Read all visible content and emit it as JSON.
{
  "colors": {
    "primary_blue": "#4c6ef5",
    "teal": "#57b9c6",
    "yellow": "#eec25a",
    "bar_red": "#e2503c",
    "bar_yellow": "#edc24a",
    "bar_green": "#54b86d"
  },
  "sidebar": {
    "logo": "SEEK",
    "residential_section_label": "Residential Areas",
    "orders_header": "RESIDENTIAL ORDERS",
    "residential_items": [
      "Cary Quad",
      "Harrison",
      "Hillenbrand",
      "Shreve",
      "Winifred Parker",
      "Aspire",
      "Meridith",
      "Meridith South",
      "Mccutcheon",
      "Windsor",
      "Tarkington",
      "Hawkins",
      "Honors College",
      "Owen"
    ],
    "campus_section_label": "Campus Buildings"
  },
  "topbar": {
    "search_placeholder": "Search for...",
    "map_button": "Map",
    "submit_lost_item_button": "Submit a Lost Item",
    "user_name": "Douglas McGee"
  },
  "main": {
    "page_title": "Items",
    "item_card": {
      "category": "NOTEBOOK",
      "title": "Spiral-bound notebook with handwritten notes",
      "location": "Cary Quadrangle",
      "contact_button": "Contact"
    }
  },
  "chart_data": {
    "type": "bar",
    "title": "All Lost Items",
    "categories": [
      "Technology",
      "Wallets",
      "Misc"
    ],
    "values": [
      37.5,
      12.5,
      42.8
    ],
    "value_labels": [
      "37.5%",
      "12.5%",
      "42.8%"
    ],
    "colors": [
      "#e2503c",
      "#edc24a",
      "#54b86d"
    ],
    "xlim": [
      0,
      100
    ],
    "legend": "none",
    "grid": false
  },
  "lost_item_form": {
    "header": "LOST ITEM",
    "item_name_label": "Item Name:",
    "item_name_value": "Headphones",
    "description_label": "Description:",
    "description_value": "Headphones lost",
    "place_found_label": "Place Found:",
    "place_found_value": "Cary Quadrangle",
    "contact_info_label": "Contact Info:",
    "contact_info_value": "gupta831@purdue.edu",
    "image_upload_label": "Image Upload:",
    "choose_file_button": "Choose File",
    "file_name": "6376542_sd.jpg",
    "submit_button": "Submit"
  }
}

- [GOAL]
Repeat the records above exactly, from the first line to the last.

- [FINISHED TASK]
Read all visible content and emit it as JSON.
{
  "colors": {
    "primary_blue": "#4c6ef5",
    "teal": "#57b9c6",
    "yellow": "#eec25a",
    "bar_red": "#e2503c",
    "bar_yellow": "#edc24a",
    "bar_green": "#54b86d"
  },
  "sidebar": {
    "logo": "SEEK",
    "residential_section_label": "Residential Areas",
    "orders_header": "RESIDENTIAL ORDERS",
    "residential_items": [
      "Cary Quad",
      "Harrison",
      "Hillenbrand",
      "Shreve",
      "Winifred Parker",
      "Aspire",
      "Meridith",
      "Meridith South",
      "Mccutcheon",
      "Windsor",
      "Tarkington",
      "Hawkins",
      "Honors College",
      "Owen"
    ],
    "campus_section_label": "Campus Buildings"
  },
  "topbar": {
    "search_placeholder": "Search for...",
    "map_button": "Map",
    "submit_lost_item_button": "Submit a Lost Item",
    "user_name": "Douglas McGee"
  },
  "main": {
    "page_title": "Items",
    "item_card": {
      "category": "NOTEBOOK",
      "title": "Spiral-bound notebook with handwritten notes",
      "location": "Cary Quadrangle",
      "contact_button": "Contact"
    }
  },
  "chart_data": {
    "type": "bar",
    "title": "All Lost Items",
    "categories": [
      "Technology",
      "Wallets",
      "Misc"
    ],
    "values": [
      37.5,
      12.5,
      42.8
    ],
    "value_labels": [
      "37.5%",
      "12.5%",
      "42.8%"
    ],
    "colors": [
      "#e2503c",
      "#edc24a",
      "#54b86d"
    ],
    "xlim": [
      0,
      100
    ],
    "legend": "none",
    "grid": false
  },
  "lost_item_form": {
    "header": "LOST ITEM",
    "item_name_label": "Item Name:",
    "item_name_value": "Headphones",
    "description_label": "Description:",
    "description_value": "Headphones lost",
    "place_found_label": "Place Found:",
    "place_found_value": "Cary Quadrangle",
    "contact_info_label": "Contact Info:",
    "contact_info_value": "gupta831@purdue.edu",
    "image_upload_label": "Image Upload:",
    "choose_file_button": "Choose File",
    "file_name": "6376542_sd.jpg",
    "submit_button": "Submit"
  }
}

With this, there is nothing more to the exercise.